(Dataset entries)
################

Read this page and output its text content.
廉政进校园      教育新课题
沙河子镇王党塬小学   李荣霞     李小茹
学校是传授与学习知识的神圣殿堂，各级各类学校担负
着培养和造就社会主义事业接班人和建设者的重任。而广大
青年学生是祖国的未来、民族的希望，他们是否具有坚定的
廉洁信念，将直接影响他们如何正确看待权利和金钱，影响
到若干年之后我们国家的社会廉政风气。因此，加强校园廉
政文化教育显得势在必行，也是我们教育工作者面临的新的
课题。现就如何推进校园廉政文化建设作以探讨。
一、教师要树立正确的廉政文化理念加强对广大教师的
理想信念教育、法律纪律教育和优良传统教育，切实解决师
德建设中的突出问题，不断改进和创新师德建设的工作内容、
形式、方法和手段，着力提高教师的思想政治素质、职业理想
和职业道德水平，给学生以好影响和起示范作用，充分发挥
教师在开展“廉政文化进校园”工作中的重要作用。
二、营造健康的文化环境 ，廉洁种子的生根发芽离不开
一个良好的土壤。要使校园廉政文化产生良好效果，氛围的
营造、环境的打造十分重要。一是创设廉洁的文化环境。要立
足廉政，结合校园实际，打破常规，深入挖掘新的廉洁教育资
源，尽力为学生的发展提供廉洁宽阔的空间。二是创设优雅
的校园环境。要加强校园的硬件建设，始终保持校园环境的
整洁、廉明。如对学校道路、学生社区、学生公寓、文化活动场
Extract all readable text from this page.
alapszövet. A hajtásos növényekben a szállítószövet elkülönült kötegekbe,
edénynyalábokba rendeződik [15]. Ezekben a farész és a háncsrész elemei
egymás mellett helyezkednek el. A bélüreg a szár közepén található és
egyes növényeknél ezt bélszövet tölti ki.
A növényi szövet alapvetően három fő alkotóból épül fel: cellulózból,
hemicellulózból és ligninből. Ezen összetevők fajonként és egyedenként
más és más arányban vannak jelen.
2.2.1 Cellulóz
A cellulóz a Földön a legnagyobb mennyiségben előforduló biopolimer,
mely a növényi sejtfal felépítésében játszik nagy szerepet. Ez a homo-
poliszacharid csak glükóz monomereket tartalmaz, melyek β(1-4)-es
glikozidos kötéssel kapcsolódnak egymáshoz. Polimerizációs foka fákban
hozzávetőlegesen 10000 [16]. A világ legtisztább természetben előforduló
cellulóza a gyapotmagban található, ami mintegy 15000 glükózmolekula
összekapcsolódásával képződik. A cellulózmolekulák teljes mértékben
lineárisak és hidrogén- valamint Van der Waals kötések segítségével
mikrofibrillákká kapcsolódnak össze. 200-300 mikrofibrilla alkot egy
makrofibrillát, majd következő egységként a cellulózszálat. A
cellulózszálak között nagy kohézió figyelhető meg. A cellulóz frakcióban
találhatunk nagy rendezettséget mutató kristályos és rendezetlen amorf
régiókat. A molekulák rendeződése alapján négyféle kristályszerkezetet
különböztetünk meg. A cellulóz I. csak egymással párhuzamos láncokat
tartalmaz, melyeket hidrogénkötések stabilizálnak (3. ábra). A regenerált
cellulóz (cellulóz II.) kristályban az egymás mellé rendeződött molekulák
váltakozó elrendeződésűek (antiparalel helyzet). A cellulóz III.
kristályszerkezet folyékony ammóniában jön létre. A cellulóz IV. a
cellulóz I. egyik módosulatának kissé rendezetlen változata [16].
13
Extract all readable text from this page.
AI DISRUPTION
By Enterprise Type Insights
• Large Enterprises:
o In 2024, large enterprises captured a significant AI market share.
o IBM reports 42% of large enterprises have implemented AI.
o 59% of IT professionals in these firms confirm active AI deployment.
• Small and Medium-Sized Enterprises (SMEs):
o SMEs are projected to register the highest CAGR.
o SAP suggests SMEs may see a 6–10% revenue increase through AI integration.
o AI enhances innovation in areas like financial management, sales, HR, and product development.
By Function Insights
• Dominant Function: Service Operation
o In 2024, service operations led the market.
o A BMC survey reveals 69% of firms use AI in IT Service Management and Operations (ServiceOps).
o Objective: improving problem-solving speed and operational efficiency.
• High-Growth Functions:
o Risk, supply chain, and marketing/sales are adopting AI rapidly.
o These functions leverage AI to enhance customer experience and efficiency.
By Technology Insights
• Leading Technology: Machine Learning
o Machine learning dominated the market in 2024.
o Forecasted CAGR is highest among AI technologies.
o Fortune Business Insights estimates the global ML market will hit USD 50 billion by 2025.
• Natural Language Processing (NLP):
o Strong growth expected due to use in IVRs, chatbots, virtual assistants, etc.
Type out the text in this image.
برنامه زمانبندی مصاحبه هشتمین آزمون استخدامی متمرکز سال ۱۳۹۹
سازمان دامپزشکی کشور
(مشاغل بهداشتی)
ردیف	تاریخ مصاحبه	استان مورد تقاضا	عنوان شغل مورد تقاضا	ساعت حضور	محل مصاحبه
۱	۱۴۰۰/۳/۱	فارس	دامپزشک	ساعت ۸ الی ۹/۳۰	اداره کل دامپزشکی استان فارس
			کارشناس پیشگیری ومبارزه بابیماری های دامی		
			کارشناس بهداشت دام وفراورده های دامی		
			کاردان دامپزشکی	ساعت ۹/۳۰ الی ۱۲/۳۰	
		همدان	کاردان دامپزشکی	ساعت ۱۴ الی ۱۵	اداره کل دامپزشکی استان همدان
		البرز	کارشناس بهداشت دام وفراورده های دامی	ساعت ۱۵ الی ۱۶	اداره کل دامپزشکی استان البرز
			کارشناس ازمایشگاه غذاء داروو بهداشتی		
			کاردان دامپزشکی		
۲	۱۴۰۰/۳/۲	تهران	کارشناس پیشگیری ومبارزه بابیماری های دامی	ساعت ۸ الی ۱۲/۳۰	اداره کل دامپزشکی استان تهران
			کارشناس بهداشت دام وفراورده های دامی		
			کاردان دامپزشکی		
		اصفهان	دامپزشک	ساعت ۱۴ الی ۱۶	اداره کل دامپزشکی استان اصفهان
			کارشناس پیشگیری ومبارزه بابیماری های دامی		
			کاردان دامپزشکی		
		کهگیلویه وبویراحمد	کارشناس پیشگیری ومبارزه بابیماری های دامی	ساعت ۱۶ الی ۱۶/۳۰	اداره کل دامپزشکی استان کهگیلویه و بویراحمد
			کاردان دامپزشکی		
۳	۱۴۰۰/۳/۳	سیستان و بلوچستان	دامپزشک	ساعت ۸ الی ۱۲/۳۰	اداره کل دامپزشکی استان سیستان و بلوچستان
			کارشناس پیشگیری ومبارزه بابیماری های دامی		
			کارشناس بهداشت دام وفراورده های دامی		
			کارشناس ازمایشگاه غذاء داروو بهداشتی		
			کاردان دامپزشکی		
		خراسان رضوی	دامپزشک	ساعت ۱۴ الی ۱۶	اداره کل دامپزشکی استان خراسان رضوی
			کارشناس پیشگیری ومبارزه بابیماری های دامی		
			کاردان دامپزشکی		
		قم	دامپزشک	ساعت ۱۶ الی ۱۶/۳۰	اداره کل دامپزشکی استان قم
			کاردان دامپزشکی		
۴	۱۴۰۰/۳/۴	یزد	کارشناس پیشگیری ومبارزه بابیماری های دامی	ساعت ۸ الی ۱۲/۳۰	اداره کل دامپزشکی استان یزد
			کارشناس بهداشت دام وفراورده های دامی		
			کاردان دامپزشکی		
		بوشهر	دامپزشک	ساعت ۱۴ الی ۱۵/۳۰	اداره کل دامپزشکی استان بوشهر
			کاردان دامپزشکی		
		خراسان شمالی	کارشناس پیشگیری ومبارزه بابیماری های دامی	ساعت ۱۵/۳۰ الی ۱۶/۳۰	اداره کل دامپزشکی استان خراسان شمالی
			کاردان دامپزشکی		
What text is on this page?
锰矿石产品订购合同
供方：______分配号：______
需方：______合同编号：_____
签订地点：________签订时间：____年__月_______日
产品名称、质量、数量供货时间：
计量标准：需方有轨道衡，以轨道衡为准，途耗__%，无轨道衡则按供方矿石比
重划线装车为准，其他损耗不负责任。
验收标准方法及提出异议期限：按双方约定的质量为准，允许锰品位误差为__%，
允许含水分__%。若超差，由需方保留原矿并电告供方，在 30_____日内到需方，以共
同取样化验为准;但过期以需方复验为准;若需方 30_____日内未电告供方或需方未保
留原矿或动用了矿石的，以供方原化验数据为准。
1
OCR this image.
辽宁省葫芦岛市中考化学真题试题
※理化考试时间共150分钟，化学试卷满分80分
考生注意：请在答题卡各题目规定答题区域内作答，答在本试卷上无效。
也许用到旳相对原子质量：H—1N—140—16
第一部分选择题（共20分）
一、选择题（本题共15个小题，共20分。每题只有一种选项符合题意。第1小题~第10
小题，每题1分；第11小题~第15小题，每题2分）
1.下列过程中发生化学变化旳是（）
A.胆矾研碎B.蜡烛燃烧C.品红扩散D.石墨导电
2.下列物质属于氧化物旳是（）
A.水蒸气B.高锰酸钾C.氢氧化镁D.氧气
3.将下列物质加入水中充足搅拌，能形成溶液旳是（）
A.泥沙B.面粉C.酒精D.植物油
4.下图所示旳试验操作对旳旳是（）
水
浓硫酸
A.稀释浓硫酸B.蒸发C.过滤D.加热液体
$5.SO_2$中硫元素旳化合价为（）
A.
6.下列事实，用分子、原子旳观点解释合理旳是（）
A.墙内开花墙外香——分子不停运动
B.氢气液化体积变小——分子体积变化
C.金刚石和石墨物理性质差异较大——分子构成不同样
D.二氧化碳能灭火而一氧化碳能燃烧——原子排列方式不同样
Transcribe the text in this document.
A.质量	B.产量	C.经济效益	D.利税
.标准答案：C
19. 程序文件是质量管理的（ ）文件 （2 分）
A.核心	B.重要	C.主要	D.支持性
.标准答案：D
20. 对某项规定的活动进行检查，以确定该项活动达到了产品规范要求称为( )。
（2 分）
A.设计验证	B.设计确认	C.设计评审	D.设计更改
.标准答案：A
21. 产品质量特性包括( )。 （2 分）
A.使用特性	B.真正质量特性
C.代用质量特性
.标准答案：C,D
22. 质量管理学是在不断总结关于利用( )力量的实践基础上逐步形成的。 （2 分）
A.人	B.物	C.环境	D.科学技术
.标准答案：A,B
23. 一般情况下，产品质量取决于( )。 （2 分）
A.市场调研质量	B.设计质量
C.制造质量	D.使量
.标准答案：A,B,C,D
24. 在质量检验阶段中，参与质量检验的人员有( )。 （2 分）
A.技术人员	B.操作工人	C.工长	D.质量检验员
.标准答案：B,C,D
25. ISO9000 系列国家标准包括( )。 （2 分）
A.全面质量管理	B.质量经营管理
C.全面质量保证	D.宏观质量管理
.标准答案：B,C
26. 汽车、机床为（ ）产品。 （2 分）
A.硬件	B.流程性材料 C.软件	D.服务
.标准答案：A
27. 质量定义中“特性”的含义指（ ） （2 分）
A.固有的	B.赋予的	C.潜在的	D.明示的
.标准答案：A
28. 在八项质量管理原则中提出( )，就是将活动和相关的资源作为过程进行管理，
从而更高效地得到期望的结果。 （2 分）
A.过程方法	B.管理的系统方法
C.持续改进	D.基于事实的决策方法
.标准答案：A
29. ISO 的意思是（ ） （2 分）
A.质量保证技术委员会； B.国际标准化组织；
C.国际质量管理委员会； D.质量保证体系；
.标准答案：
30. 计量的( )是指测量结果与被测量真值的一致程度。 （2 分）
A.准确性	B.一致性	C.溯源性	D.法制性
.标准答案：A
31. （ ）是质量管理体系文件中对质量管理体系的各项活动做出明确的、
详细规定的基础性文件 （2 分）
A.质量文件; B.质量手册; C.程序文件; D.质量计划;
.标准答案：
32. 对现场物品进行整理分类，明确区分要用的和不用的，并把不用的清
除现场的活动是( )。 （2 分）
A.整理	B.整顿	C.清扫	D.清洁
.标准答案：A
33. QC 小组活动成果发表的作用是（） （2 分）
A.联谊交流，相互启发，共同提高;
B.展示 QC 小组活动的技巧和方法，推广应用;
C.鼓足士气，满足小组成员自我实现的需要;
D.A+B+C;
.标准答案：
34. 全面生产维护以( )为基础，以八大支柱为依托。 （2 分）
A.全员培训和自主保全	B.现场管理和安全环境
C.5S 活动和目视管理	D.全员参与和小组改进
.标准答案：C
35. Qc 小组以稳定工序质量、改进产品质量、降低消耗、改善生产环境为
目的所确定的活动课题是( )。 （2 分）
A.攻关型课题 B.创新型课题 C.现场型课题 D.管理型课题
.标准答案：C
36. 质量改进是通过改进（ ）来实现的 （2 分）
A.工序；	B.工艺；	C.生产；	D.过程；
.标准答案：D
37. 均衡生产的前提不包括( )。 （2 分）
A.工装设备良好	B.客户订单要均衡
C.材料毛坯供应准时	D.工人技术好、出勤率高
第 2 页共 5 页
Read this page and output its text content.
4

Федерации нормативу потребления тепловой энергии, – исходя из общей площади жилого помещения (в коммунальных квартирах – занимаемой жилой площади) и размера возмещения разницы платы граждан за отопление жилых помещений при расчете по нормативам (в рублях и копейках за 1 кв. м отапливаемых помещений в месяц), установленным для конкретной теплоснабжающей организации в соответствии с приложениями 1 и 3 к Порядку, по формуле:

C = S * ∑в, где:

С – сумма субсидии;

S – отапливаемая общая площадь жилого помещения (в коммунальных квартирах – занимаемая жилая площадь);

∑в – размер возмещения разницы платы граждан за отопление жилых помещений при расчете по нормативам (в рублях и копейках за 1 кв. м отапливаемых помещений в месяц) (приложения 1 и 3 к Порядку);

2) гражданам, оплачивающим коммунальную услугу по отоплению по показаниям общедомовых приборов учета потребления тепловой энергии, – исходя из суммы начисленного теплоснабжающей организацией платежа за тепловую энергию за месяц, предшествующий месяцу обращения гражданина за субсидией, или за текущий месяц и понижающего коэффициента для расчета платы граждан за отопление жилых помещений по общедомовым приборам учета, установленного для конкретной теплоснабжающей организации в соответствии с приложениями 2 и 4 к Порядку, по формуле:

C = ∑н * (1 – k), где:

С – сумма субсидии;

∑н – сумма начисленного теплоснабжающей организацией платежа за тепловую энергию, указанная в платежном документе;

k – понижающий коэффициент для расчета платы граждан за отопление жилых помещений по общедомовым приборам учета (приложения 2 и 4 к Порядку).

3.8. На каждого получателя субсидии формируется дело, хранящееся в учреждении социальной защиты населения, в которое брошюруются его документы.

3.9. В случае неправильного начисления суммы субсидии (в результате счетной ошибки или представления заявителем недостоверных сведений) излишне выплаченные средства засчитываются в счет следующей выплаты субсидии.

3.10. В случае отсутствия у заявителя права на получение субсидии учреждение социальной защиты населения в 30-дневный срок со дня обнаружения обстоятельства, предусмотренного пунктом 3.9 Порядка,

################

Work to be completed -
Above is a listing; report how many of its lines include the word "rendezetlen", giving the number only.

Exercise answer -
2